* Short problem *
Copy each line of the data below exactly, leaving out pictures.

* Records shown *
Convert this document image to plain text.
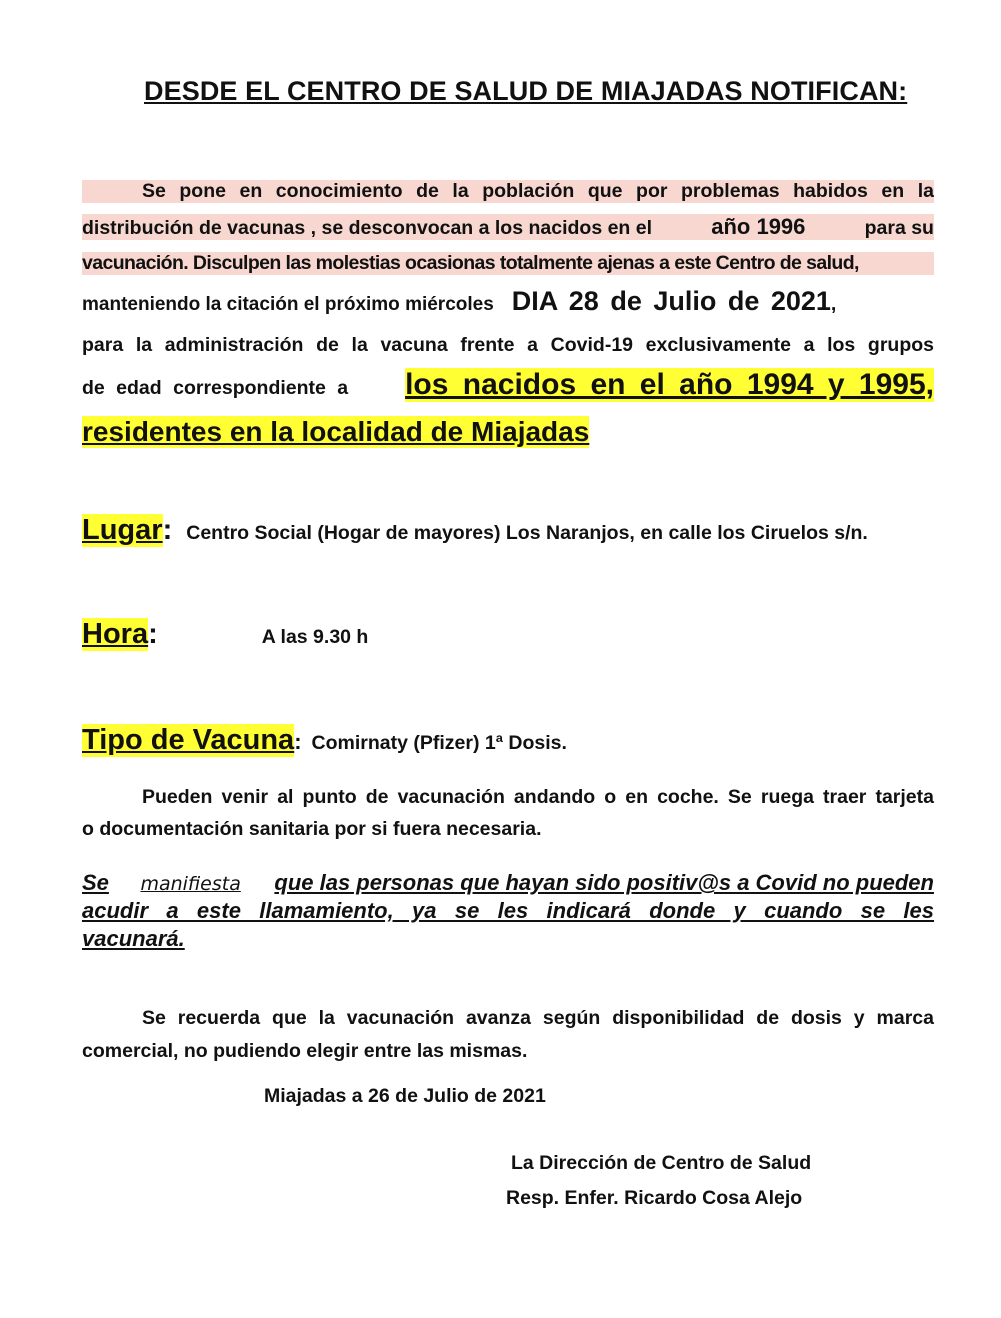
DESDE EL CENTRO DE SALUD DE MIAJADAS NOTIFICAN:
Se pone en conocimiento de la población que por problemas habidos en la
distribución de vacunas , se desconvocan a los nacidos en el	año 1996	para su
vacunación. Disculpen las molestias ocasionas totalmente ajenas a este Centro de salud,
manteniendo la citación el próximo miércoles DIA 28 de Julio de 2021 ,
para la administración de la vacuna frente a Covid-19 exclusivamente a los grupos
de edad correspondiente a los nacidos en el año 1994 y 1995,
residentes en la localidad de Miajadas
Lugar : Centro Social (Hogar de mayores) Los Naranjos, en calle los Ciruelos s/n.
Hora :	A las 9.30 h
Tipo de Vacuna : Comirnaty (Pfizer) 1ª Dosis.
Pueden venir al punto de vacunación andando o en coche. Se ruega traer tarjeta
o documentación sanitaria por si fuera necesaria.
Se manifiesta que las personas que hayan sido positiv@s a Covid no pueden
acudir a este llamamiento, ya se les indicará donde y cuando se les
vacunará.
Se recuerda que la vacunación avanza según disponibilidad de dosis y marca
comercial, no pudiendo elegir entre las mismas.
Miajadas a 26 de Julio de 2021
La Dirección de Centro de Salud
Resp. Enfer. Ricardo Cosa Alejo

* Task solution *
Convert this document image to plain text.
DESDE EL CENTRO DE SALUD DE MIAJADAS NOTIFICAN:
Se pone en conocimiento de la población que por problemas habidos en la
distribución de vacunas , se desconvocan a los nacidos en el	año 1996	para su
vacunación. Disculpen las molestias ocasionas totalmente ajenas a este Centro de salud,
manteniendo la citación el próximo miércoles DIA 28 de Julio de 2021 ,
para la administración de la vacuna frente a Covid-19 exclusivamente a los grupos
de edad correspondiente a los nacidos en el año 1994 y 1995,
residentes en la localidad de Miajadas
Lugar : Centro Social (Hogar de mayores) Los Naranjos, en calle los Ciruelos s/n.
Hora :	A las 9.30 h
Tipo de Vacuna : Comirnaty (Pfizer) 1ª Dosis.
Pueden venir al punto de vacunación andando o en coche. Se ruega traer tarjeta
o documentación sanitaria por si fuera necesaria.
Se manifiesta que las personas que hayan sido positiv@s a Covid no pueden
acudir a este llamamiento, ya se les indicará donde y cuando se les
vacunará.
Se recuerda que la vacunación avanza según disponibilidad de dosis y marca
comercial, no pudiendo elegir entre las mismas.
Miajadas a 26 de Julio de 2021
La Dirección de Centro de Salud
Resp. Enfer. Ricardo Cosa Alejo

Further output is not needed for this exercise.